Transcribe the material exactly. Images do not belong in the copy.
** START **
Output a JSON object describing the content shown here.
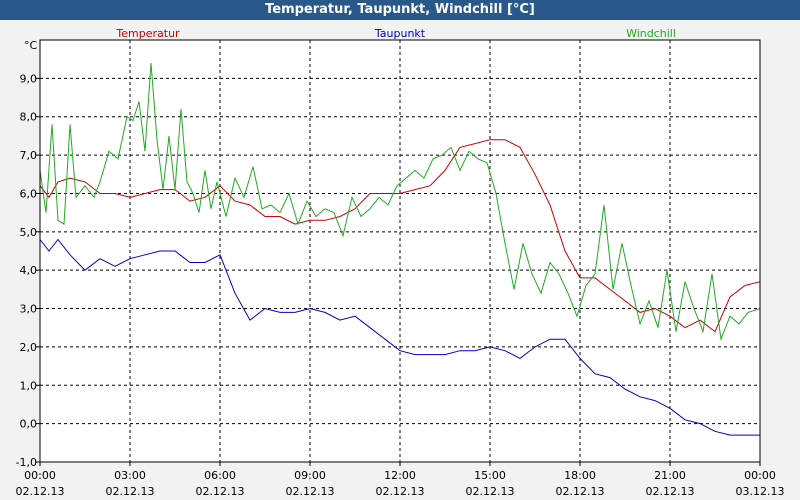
{
  "window": {
    "title": "Temperatur, Taupunkt, Windchill [°C]"
  },
  "colors": {
    "temperatur": "#cc0000",
    "taupunkt": "#0000cc",
    "windchill": "#22aa22",
    "titlebar": "#29598a"
  },
  "chart_data": {
    "type": "line",
    "title": "Temperatur, Taupunkt, Windchill [°C]",
    "ylabel": "°C",
    "xlabel": "",
    "ylim": [
      -1,
      10
    ],
    "xlim": [
      0,
      24
    ],
    "grid": true,
    "legend": "top",
    "ytick_labels": [
      "-1,0",
      "0,0",
      "1,0",
      "2,0",
      "3,0",
      "4,0",
      "5,0",
      "6,0",
      "7,0",
      "8,0",
      "9,0"
    ],
    "xticks": [
      {
        "time": "00:00",
        "date": "02.12.13"
      },
      {
        "time": "03:00",
        "date": "02.12.13"
      },
      {
        "time": "06:00",
        "date": "02.12.13"
      },
      {
        "time": "09:00",
        "date": "02.12.13"
      },
      {
        "time": "12:00",
        "date": "02.12.13"
      },
      {
        "time": "15:00",
        "date": "02.12.13"
      },
      {
        "time": "18:00",
        "date": "02.12.13"
      },
      {
        "time": "21:00",
        "date": "02.12.13"
      },
      {
        "time": "00:00",
        "date": "03.12.13"
      }
    ],
    "series": [
      {
        "name": "Temperatur",
        "color": "#cc0000",
        "x": [
          0,
          0.3,
          0.6,
          1,
          1.5,
          2,
          2.5,
          3,
          3.5,
          4,
          4.5,
          5,
          5.5,
          6,
          6.5,
          7,
          7.5,
          8,
          8.5,
          9,
          9.5,
          10,
          10.5,
          11,
          11.5,
          12,
          12.5,
          13,
          13.5,
          14,
          14.5,
          15,
          15.5,
          16,
          16.5,
          17,
          17.5,
          18,
          18.5,
          19,
          19.5,
          20,
          20.5,
          21,
          21.5,
          22,
          22.5,
          23,
          23.5,
          24
        ],
        "values": [
          6.2,
          5.9,
          6.3,
          6.4,
          6.3,
          6.0,
          6.0,
          5.9,
          6.0,
          6.1,
          6.1,
          5.8,
          5.9,
          6.2,
          5.8,
          5.7,
          5.4,
          5.4,
          5.2,
          5.3,
          5.3,
          5.4,
          5.6,
          6.0,
          6.0,
          6.0,
          6.1,
          6.2,
          6.6,
          7.2,
          7.3,
          7.4,
          7.4,
          7.2,
          6.5,
          5.7,
          4.5,
          3.8,
          3.8,
          3.5,
          3.2,
          2.9,
          3.0,
          2.8,
          2.5,
          2.7,
          2.4,
          3.3,
          3.6,
          3.7
        ]
      },
      {
        "name": "Taupunkt",
        "color": "#0000cc",
        "x": [
          0,
          0.3,
          0.6,
          1,
          1.5,
          2,
          2.5,
          3,
          3.5,
          4,
          4.5,
          5,
          5.5,
          6,
          6.5,
          7,
          7.5,
          8,
          8.5,
          9,
          9.5,
          10,
          10.5,
          11,
          11.5,
          12,
          12.5,
          13,
          13.5,
          14,
          14.5,
          15,
          15.5,
          16,
          16.5,
          17,
          17.5,
          18,
          18.5,
          19,
          19.5,
          20,
          20.5,
          21,
          21.5,
          22,
          22.5,
          23,
          23.5,
          24
        ],
        "values": [
          4.8,
          4.5,
          4.8,
          4.4,
          4.0,
          4.3,
          4.1,
          4.3,
          4.4,
          4.5,
          4.5,
          4.2,
          4.2,
          4.4,
          3.4,
          2.7,
          3.0,
          2.9,
          2.9,
          3.0,
          2.9,
          2.7,
          2.8,
          2.5,
          2.2,
          1.9,
          1.8,
          1.8,
          1.8,
          1.9,
          1.9,
          2.0,
          1.9,
          1.7,
          2.0,
          2.2,
          2.2,
          1.7,
          1.3,
          1.2,
          0.9,
          0.7,
          0.6,
          0.4,
          0.1,
          0.0,
          -0.2,
          -0.3,
          -0.3,
          -0.3
        ]
      },
      {
        "name": "Windchill",
        "color": "#22aa22",
        "x": [
          0,
          0.2,
          0.4,
          0.6,
          0.8,
          1,
          1.2,
          1.5,
          1.8,
          2,
          2.3,
          2.6,
          2.9,
          3.1,
          3.3,
          3.5,
          3.7,
          3.9,
          4.1,
          4.3,
          4.5,
          4.7,
          4.9,
          5.1,
          5.3,
          5.5,
          5.7,
          5.9,
          6.2,
          6.5,
          6.8,
          7.1,
          7.4,
          7.7,
          8.0,
          8.3,
          8.6,
          8.9,
          9.2,
          9.5,
          9.8,
          10.1,
          10.4,
          10.7,
          11.0,
          11.3,
          11.6,
          11.9,
          12.2,
          12.5,
          12.8,
          13.1,
          13.4,
          13.7,
          14.0,
          14.3,
          14.6,
          14.9,
          15.2,
          15.5,
          15.8,
          16.1,
          16.4,
          16.7,
          17.0,
          17.3,
          17.6,
          17.9,
          18.2,
          18.5,
          18.8,
          19.1,
          19.4,
          19.7,
          20.0,
          20.3,
          20.6,
          20.9,
          21.2,
          21.5,
          21.8,
          22.1,
          22.4,
          22.7,
          23.0,
          23.3,
          23.6,
          24.0
        ],
        "values": [
          6.6,
          5.5,
          7.8,
          5.3,
          5.2,
          7.8,
          5.9,
          6.2,
          5.9,
          6.3,
          7.1,
          6.9,
          8.0,
          7.9,
          8.4,
          7.1,
          9.4,
          7.4,
          6.1,
          7.5,
          6.1,
          8.2,
          6.3,
          6.0,
          5.5,
          6.6,
          5.6,
          6.3,
          5.4,
          6.4,
          5.9,
          6.7,
          5.6,
          5.7,
          5.5,
          6.0,
          5.2,
          5.8,
          5.4,
          5.6,
          5.5,
          4.9,
          5.9,
          5.4,
          5.6,
          5.9,
          5.7,
          6.2,
          6.4,
          6.6,
          6.4,
          6.9,
          7.0,
          7.2,
          6.6,
          7.1,
          6.9,
          6.8,
          6.0,
          4.7,
          3.5,
          4.7,
          3.9,
          3.4,
          4.2,
          3.9,
          3.4,
          2.8,
          3.6,
          3.9,
          5.7,
          3.5,
          4.7,
          3.6,
          2.6,
          3.2,
          2.5,
          4.0,
          2.4,
          3.7,
          3.0,
          2.4,
          3.9,
          2.2,
          2.8,
          2.6,
          2.9,
          3.0
        ]
      }
    ]
  }
}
** END **
> **WRITTEN SOLUTION**:
Output a JSON object describing the content shown here.
{
  "window": {
    "title": "Temperatur, Taupunkt, Windchill [°C]"
  },
  "colors": {
    "temperatur": "#cc0000",
    "taupunkt": "#0000cc",
    "windchill": "#22aa22",
    "titlebar": "#29598a"
  },
  "chart_data": {
    "type": "line",
    "title": "Temperatur, Taupunkt, Windchill [°C]",
    "ylabel": "°C",
    "xlabel": "",
    "ylim": [
      -1,
      10
    ],
    "xlim": [
      0,
      24
    ],
    "grid": true,
    "legend": "top",
    "ytick_labels": [
      "-1,0",
      "0,0",
      "1,0",
      "2,0",
      "3,0",
      "4,0",
      "5,0",
      "6,0",
      "7,0",
      "8,0",
      "9,0"
    ],
    "xticks": [
      {
        "time": "00:00",
        "date": "02.12.13"
      },
      {
        "time": "03:00",
        "date": "02.12.13"
      },
      {
        "time": "06:00",
        "date": "02.12.13"
      },
      {
        "time": "09:00",
        "date": "02.12.13"
      },
      {
        "time": "12:00",
        "date": "02.12.13"
      },
      {
        "time": "15:00",
        "date": "02.12.13"
      },
      {
        "time": "18:00",
        "date": "02.12.13"
      },
      {
        "time": "21:00",
        "date": "02.12.13"
      },
      {
        "time": "00:00",
        "date": "03.12.13"
      }
    ],
    "series": [
      {
        "name": "Temperatur",
        "color": "#cc0000",
        "x": [
          0,
          0.3,
          0.6,
          1,
          1.5,
          2,
          2.5,
          3,
          3.5,
          4,
          4.5,
          5,
          5.5,
          6,
          6.5,
          7,
          7.5,
          8,
          8.5,
          9,
          9.5,
          10,
          10.5,
          11,
          11.5,
          12,
          12.5,
          13,
          13.5,
          14,
          14.5,
          15,
          15.5,
          16,
          16.5,
          17,
          17.5,
          18,
          18.5,
          19,
          19.5,
          20,
          20.5,
          21,
          21.5,
          22,
          22.5,
          23,
          23.5,
          24
        ],
        "values": [
          6.2,
          5.9,
          6.3,
          6.4,
          6.3,
          6.0,
          6.0,
          5.9,
          6.0,
          6.1,
          6.1,
          5.8,
          5.9,
          6.2,
          5.8,
          5.7,
          5.4,
          5.4,
          5.2,
          5.3,
          5.3,
          5.4,
          5.6,
          6.0,
          6.0,
          6.0,
          6.1,
          6.2,
          6.6,
          7.2,
          7.3,
          7.4,
          7.4,
          7.2,
          6.5,
          5.7,
          4.5,
          3.8,
          3.8,
          3.5,
          3.2,
          2.9,
          3.0,
          2.8,
          2.5,
          2.7,
          2.4,
          3.3,
          3.6,
          3.7
        ]
      },
      {
        "name": "Taupunkt",
        "color": "#0000cc",
        "x": [
          0,
          0.3,
          0.6,
          1,
          1.5,
          2,
          2.5,
          3,
          3.5,
          4,
          4.5,
          5,
          5.5,
          6,
          6.5,
          7,
          7.5,
          8,
          8.5,
          9,
          9.5,
          10,
          10.5,
          11,
          11.5,
          12,
          12.5,
          13,
          13.5,
          14,
          14.5,
          15,
          15.5,
          16,
          16.5,
          17,
          17.5,
          18,
          18.5,
          19,
          19.5,
          20,
          20.5,
          21,
          21.5,
          22,
          22.5,
          23,
          23.5,
          24
        ],
        "values": [
          4.8,
          4.5,
          4.8,
          4.4,
          4.0,
          4.3,
          4.1,
          4.3,
          4.4,
          4.5,
          4.5,
          4.2,
          4.2,
          4.4,
          3.4,
          2.7,
          3.0,
          2.9,
          2.9,
          3.0,
          2.9,
          2.7,
          2.8,
          2.5,
          2.2,
          1.9,
          1.8,
          1.8,
          1.8,
          1.9,
          1.9,
          2.0,
          1.9,
          1.7,
          2.0,
          2.2,
          2.2,
          1.7,
          1.3,
          1.2,
          0.9,
          0.7,
          0.6,
          0.4,
          0.1,
          0.0,
          -0.2,
          -0.3,
          -0.3,
          -0.3
        ]
      },
      {
        "name": "Windchill",
        "color": "#22aa22",
        "x": [
          0,
          0.2,
          0.4,
          0.6,
          0.8,
          1,
          1.2,
          1.5,
          1.8,
          2,
          2.3,
          2.6,
          2.9,
          3.1,
          3.3,
          3.5,
          3.7,
          3.9,
          4.1,
          4.3,
          4.5,
          4.7,
          4.9,
          5.1,
          5.3,
          5.5,
          5.7,
          5.9,
          6.2,
          6.5,
          6.8,
          7.1,
          7.4,
          7.7,
          8.0,
          8.3,
          8.6,
          8.9,
          9.2,
          9.5,
          9.8,
          10.1,
          10.4,
          10.7,
          11.0,
          11.3,
          11.6,
          11.9,
          12.2,
          12.5,
          12.8,
          13.1,
          13.4,
          13.7,
          14.0,
          14.3,
          14.6,
          14.9,
          15.2,
          15.5,
          15.8,
          16.1,
          16.4,
          16.7,
          17.0,
          17.3,
          17.6,
          17.9,
          18.2,
          18.5,
          18.8,
          19.1,
          19.4,
          19.7,
          20.0,
          20.3,
          20.6,
          20.9,
          21.2,
          21.5,
          21.8,
          22.1,
          22.4,
          22.7,
          23.0,
          23.3,
          23.6,
          24.0
        ],
        "values": [
          6.6,
          5.5,
          7.8,
          5.3,
          5.2,
          7.8,
          5.9,
          6.2,
          5.9,
          6.3,
          7.1,
          6.9,
          8.0,
          7.9,
          8.4,
          7.1,
          9.4,
          7.4,
          6.1,
          7.5,
          6.1,
          8.2,
          6.3,
          6.0,
          5.5,
          6.6,
          5.6,
          6.3,
          5.4,
          6.4,
          5.9,
          6.7,
          5.6,
          5.7,
          5.5,
          6.0,
          5.2,
          5.8,
          5.4,
          5.6,
          5.5,
          4.9,
          5.9,
          5.4,
          5.6,
          5.9,
          5.7,
          6.2,
          6.4,
          6.6,
          6.4,
          6.9,
          7.0,
          7.2,
          6.6,
          7.1,
          6.9,
          6.8,
          6.0,
          4.7,
          3.5,
          4.7,
          3.9,
          3.4,
          4.2,
          3.9,
          3.4,
          2.8,
          3.6,
          3.9,
          5.7,
          3.5,
          4.7,
          3.6,
          2.6,
          3.2,
          2.5,
          4.0,
          2.4,
          3.7,
          3.0,
          2.4,
          3.9,
          2.2,
          2.8,
          2.6,
          2.9,
          3.0
        ]
      }
    ]
  }
}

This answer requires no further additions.